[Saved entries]
- - - -
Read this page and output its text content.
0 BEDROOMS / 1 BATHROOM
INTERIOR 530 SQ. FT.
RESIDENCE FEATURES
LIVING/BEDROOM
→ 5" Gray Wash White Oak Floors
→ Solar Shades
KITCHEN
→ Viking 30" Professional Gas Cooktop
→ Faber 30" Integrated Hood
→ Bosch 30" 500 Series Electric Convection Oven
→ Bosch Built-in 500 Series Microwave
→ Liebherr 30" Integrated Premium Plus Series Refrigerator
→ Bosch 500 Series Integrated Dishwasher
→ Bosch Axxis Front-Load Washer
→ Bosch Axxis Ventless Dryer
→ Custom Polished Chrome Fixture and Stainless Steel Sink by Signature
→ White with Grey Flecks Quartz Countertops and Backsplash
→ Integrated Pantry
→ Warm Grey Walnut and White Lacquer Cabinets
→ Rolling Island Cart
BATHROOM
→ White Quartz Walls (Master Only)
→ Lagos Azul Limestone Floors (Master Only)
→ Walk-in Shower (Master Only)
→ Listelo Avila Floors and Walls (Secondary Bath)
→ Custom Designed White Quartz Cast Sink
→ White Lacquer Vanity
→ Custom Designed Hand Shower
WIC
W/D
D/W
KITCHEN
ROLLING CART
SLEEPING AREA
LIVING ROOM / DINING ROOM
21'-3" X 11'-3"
- - - -
GIVEN PROBLEM.
From the entries above, pull out each line that includes "Designed".

ANSWER BELOW.
→ Custom Designed White Quartz Cast Sink
→ Custom Designed Hand Shower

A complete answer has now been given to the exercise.